#### Stored dataset items:

--

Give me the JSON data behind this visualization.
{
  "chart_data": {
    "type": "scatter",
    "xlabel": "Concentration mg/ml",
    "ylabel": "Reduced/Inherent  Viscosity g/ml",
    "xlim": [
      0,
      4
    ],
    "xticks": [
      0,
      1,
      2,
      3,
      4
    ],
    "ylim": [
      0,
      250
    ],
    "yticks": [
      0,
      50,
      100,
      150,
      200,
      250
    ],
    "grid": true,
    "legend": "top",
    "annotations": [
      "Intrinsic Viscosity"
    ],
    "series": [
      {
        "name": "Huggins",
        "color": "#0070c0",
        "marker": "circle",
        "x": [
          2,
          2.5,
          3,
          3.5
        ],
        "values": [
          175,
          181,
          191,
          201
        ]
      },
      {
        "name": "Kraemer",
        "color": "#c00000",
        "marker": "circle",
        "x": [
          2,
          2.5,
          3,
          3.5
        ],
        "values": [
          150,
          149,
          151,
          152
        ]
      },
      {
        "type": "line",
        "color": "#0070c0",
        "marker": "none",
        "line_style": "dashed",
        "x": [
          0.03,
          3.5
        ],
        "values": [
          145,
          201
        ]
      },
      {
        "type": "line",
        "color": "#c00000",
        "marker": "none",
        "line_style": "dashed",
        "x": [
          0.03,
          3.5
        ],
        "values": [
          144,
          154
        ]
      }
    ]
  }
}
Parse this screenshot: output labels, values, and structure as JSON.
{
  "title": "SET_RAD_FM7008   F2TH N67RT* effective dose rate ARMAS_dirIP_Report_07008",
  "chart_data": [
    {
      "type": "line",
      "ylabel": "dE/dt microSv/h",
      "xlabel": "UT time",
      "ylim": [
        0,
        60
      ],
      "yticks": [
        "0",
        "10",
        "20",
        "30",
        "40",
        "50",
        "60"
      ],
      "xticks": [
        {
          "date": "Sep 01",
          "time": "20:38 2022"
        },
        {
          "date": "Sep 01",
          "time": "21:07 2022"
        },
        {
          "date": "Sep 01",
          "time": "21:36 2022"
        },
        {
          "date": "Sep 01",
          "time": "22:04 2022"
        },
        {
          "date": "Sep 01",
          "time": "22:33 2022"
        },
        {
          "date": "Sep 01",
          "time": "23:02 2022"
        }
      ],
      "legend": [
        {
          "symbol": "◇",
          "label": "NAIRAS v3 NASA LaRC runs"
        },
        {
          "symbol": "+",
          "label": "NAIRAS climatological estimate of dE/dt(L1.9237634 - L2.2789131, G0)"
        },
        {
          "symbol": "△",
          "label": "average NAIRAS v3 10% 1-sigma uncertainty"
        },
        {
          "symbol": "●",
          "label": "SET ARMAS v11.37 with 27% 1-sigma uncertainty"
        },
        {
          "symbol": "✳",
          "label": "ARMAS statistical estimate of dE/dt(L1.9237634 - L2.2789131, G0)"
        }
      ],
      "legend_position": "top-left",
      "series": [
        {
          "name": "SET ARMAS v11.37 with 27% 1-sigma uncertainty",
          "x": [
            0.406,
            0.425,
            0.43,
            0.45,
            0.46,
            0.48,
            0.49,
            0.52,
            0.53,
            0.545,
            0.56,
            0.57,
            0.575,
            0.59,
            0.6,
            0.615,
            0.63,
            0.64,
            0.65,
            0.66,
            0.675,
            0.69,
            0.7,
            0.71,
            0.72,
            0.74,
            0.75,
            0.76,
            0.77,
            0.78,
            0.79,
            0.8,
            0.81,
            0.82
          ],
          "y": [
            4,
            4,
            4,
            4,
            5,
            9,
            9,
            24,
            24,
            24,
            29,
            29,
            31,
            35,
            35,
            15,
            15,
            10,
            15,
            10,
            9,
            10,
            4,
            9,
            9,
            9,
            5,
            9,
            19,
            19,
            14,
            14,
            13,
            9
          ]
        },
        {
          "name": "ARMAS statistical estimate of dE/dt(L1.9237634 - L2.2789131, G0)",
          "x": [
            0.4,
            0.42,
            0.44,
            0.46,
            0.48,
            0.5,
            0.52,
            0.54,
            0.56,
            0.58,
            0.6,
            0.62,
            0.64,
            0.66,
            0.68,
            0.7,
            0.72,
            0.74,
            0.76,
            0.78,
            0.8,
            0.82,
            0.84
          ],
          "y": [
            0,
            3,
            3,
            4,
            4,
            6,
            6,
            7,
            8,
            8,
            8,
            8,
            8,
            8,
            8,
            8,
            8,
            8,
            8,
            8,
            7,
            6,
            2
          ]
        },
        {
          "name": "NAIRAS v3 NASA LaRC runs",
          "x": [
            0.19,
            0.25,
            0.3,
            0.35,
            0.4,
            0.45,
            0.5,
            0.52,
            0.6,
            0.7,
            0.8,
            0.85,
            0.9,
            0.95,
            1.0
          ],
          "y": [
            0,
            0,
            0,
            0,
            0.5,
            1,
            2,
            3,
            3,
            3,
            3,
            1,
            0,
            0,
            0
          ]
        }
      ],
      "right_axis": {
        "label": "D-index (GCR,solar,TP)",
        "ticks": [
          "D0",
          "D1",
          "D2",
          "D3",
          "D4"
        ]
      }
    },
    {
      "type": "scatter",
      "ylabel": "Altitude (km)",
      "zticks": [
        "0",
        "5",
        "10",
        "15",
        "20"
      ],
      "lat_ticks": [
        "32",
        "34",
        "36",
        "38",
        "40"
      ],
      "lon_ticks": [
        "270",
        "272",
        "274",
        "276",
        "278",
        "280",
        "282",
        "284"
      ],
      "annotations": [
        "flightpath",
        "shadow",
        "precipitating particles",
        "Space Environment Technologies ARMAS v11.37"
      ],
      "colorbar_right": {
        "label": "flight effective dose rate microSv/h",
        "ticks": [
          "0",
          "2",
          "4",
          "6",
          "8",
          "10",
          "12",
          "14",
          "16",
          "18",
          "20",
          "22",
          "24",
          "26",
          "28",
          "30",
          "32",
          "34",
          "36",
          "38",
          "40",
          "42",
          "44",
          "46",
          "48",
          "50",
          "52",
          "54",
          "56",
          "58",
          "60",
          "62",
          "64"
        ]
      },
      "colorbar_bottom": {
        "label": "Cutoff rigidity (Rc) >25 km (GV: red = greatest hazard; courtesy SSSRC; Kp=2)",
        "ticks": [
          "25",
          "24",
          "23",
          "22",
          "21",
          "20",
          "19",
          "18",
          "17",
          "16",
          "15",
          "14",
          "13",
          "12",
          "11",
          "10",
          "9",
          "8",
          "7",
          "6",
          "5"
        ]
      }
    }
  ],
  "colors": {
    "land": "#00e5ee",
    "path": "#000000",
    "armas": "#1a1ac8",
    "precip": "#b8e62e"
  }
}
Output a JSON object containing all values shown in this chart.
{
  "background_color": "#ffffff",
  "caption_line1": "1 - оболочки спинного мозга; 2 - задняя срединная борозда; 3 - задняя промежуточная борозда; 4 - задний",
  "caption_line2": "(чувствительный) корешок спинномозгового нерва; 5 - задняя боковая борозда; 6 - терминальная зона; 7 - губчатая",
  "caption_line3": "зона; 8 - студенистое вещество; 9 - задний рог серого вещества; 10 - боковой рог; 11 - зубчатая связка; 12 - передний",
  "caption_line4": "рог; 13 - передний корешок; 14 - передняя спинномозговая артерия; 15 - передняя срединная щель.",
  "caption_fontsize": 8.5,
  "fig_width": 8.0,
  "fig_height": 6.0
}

--

Above are the entries; count how many of their lines contain the word "Viscosity" and give only that number.

#### RESPONSE:
2